Data rows —
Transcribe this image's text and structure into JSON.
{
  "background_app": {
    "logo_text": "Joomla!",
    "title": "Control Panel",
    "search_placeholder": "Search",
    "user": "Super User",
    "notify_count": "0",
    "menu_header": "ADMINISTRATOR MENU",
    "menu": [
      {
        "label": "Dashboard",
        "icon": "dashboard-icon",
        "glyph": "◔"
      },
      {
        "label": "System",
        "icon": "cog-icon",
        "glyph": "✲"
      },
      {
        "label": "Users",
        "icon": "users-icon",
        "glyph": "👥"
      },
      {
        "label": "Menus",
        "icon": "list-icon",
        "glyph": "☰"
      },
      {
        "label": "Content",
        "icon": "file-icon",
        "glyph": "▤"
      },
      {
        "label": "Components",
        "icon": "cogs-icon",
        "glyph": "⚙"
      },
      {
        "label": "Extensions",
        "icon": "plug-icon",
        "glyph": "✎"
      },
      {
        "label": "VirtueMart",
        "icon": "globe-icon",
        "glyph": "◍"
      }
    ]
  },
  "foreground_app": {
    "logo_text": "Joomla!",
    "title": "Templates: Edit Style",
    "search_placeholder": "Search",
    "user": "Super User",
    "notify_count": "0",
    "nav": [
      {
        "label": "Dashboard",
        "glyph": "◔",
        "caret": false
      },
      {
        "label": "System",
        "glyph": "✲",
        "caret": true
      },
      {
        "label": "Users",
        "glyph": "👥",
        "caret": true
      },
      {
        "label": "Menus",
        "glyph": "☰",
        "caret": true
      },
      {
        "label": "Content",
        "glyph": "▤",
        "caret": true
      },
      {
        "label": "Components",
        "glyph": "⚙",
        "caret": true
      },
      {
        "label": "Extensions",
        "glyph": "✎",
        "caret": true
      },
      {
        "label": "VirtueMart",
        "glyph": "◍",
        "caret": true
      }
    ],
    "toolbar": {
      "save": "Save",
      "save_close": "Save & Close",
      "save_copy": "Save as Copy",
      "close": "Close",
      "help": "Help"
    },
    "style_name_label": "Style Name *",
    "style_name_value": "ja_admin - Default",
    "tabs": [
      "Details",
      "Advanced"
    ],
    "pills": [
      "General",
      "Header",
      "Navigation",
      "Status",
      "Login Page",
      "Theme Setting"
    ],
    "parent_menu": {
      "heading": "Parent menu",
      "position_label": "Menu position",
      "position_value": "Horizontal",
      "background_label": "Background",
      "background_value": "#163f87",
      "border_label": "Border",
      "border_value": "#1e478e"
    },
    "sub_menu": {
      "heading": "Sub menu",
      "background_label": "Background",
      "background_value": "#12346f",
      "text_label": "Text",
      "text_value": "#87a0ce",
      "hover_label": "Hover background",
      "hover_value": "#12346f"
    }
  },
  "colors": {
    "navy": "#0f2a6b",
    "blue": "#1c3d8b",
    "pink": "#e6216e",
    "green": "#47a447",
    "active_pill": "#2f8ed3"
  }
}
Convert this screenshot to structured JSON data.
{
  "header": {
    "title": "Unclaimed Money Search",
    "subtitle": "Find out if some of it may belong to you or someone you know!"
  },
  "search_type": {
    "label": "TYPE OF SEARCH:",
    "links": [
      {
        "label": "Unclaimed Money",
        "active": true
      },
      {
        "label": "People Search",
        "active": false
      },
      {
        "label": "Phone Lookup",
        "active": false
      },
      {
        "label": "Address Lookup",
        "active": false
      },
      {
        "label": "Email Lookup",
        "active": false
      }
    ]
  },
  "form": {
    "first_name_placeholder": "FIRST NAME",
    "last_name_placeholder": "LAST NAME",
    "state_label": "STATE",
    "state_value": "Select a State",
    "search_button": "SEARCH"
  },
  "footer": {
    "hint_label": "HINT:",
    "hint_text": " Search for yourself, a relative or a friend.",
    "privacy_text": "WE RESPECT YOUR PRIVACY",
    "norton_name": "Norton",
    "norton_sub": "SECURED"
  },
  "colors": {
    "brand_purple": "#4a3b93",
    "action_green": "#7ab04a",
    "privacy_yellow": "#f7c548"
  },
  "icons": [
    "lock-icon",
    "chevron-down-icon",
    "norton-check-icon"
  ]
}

Work instructions —
Extract each line from the entries above that contains the string "heading".

Solution —
      "heading": "Parent menu",
      "heading": "Sub menu",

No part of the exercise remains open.